>> start DATA ROWS

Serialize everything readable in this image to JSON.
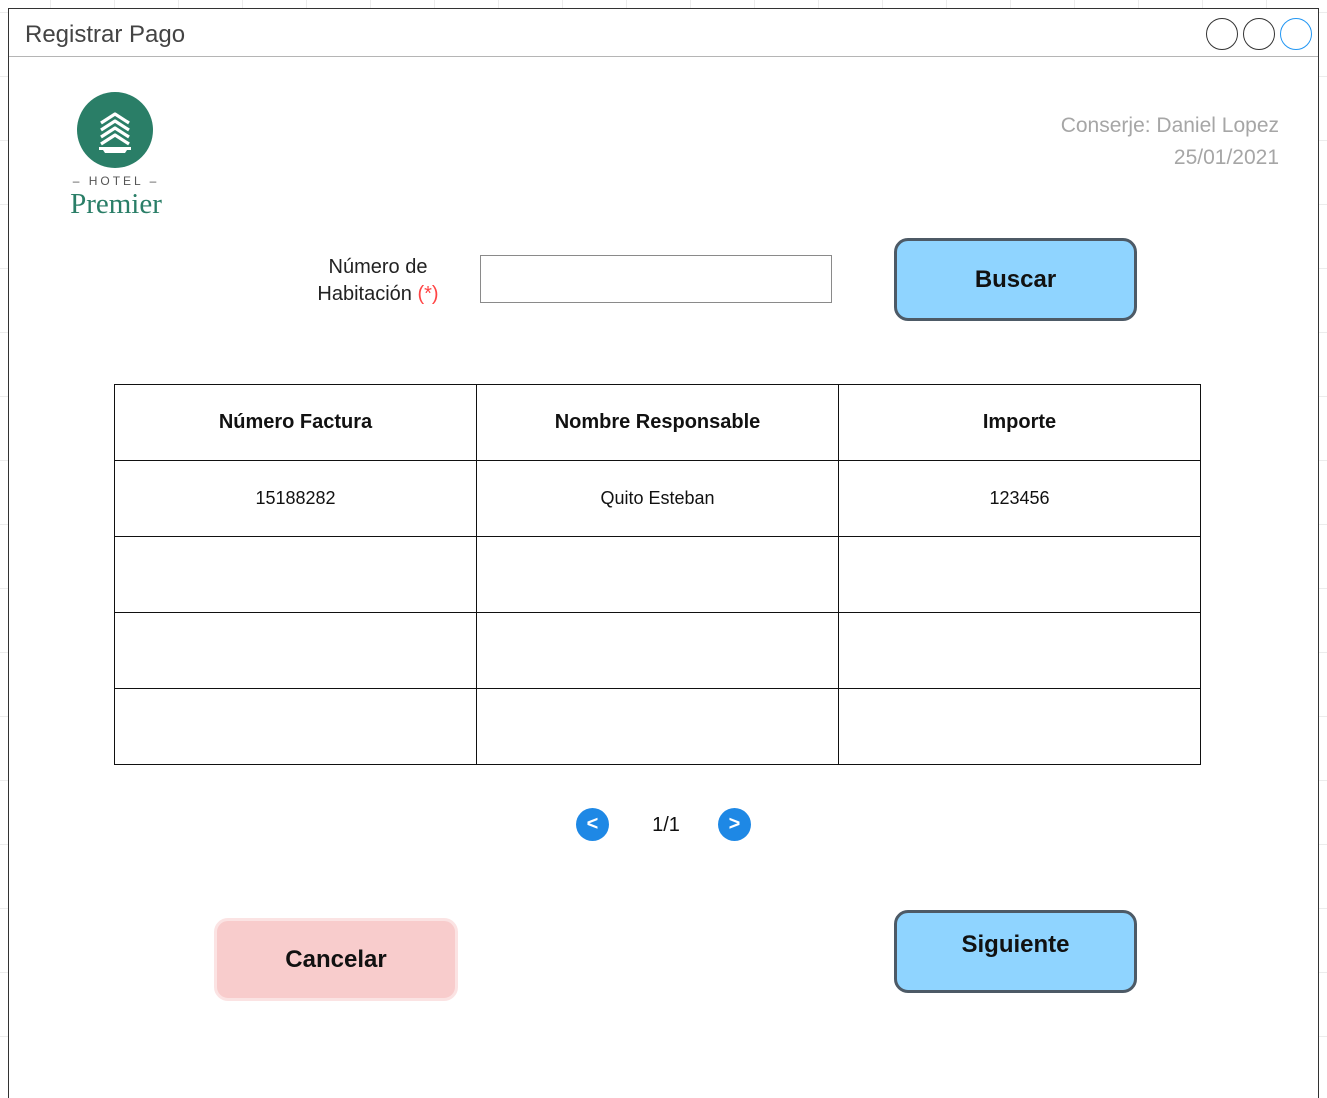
{
  "window": {
    "title": "Registrar Pago"
  },
  "logo": {
    "hotel": "HOTEL",
    "name": "Premier"
  },
  "user": {
    "concierge": "Conserje: Daniel Lopez",
    "date": "25/01/2021"
  },
  "search": {
    "label_line1": "Número de",
    "label_line2": "Habitación",
    "required_mark": "(*)",
    "value": "",
    "button": "Buscar"
  },
  "table": {
    "headers": [
      "Número Factura",
      "Nombre Responsable",
      "Importe"
    ],
    "rows": [
      [
        "15188282",
        "Quito Esteban",
        "123456"
      ],
      [
        "",
        "",
        ""
      ],
      [
        "",
        "",
        ""
      ],
      [
        "",
        "",
        ""
      ]
    ]
  },
  "pagination": {
    "prev": "<",
    "page": "1/1",
    "next": ">"
  },
  "actions": {
    "cancel": "Cancelar",
    "next": "Siguiente"
  }
}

>> end DATA ROWS

### TASK DESCRIPTION
Find every line in the records above that holds the word "Número", and copy each one.

### COMPLETE ANSWER
    "label_line1": "Número de",
      "Número Factura",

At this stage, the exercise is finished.